PROBLEM TO WORK ON
Write out each line word for word. Drop pictures.

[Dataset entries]
-- START --

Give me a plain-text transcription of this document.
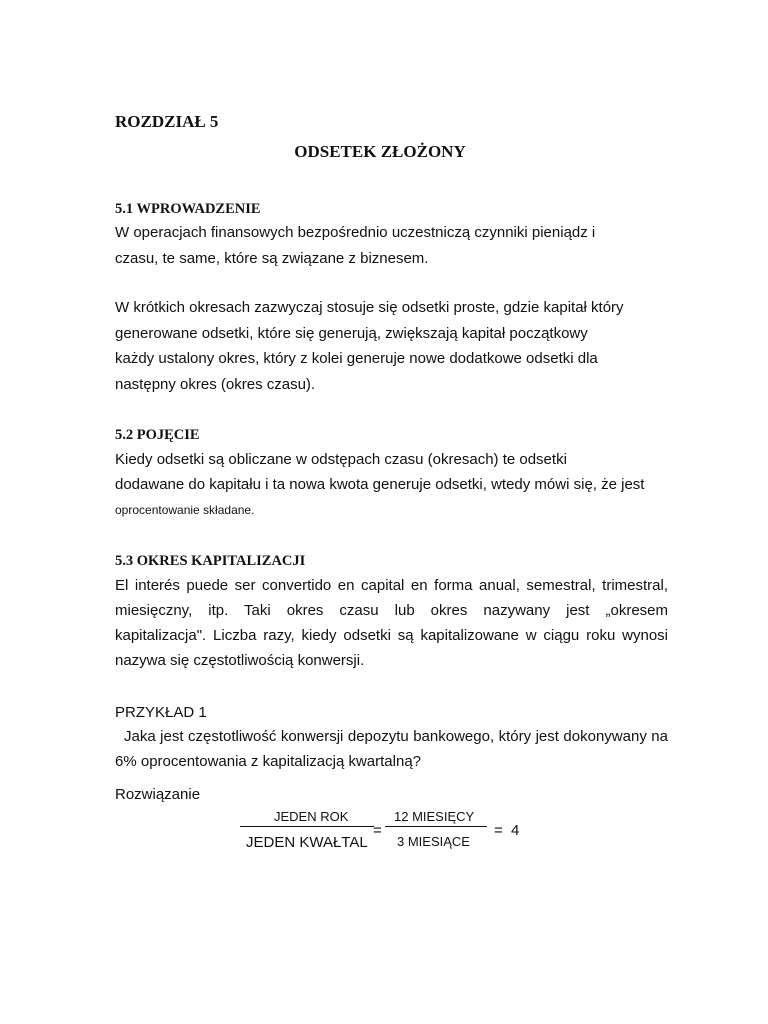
ROZDZIAŁ 5
ODSETEK ZŁOŻONY
5.1 WPROWADZENIE
W operacjach finansowych bezpośrednio uczestniczą czynniki pieniądz i
czasu, te same, które są związane z biznesem.
W krótkich okresach zazwyczaj stosuje się odsetki proste, gdzie kapitał który
generowane odsetki, które się generują, zwiększają kapitał początkowy
każdy ustalony okres, który z kolei generuje nowe dodatkowe odsetki dla
następny okres (okres czasu).
5.2 POJĘCIE
Kiedy odsetki są obliczane w odstępach czasu (okresach) te odsetki
dodawane do kapitału i ta nowa kwota generuje odsetki, wtedy mówi się, że jest
oprocentowanie składane.
5.3 OKRES KAPITALIZACJI
El interés puede ser convertido en capital en forma anual, semestral, trimestral,
miesięczny, itp. Taki okres czasu lub okres nazywany jest „okresem
kapitalizacja". Liczba razy, kiedy odsetki są kapitalizowane w ciągu roku wynosi
nazywa się częstotliwością konwersji.
PRZYKŁAD 1
Jaka jest częstotliwość konwersji depozytu bankowego, który jest dokonywany na
6% oprocentowania z kapitalizacją kwartalną?
Rozwiązanie
JEDEN ROK
JEDEN KWAŁTAL
=
12 MIESIĘCY
3 MIESIĄCE
= 4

-- END --

RESPONSE BELOW
Give me a plain-text transcription of this document.
ROZDZIAŁ 5
ODSETEK ZŁOŻONY
5.1 WPROWADZENIE
W operacjach finansowych bezpośrednio uczestniczą czynniki pieniądz i
czasu, te same, które są związane z biznesem.
W krótkich okresach zazwyczaj stosuje się odsetki proste, gdzie kapitał który
generowane odsetki, które się generują, zwiększają kapitał początkowy
każdy ustalony okres, który z kolei generuje nowe dodatkowe odsetki dla
następny okres (okres czasu).
5.2 POJĘCIE
Kiedy odsetki są obliczane w odstępach czasu (okresach) te odsetki
dodawane do kapitału i ta nowa kwota generuje odsetki, wtedy mówi się, że jest
oprocentowanie składane.
5.3 OKRES KAPITALIZACJI
El interés puede ser convertido en capital en forma anual, semestral, trimestral,
miesięczny, itp. Taki okres czasu lub okres nazywany jest „okresem
kapitalizacja". Liczba razy, kiedy odsetki są kapitalizowane w ciągu roku wynosi
nazywa się częstotliwością konwersji.
PRZYKŁAD 1
Jaka jest częstotliwość konwersji depozytu bankowego, który jest dokonywany na
6% oprocentowania z kapitalizacją kwartalną?
Rozwiązanie
JEDEN ROK
JEDEN KWAŁTAL
=
12 MIESIĘCY
3 MIESIĄCE
= 4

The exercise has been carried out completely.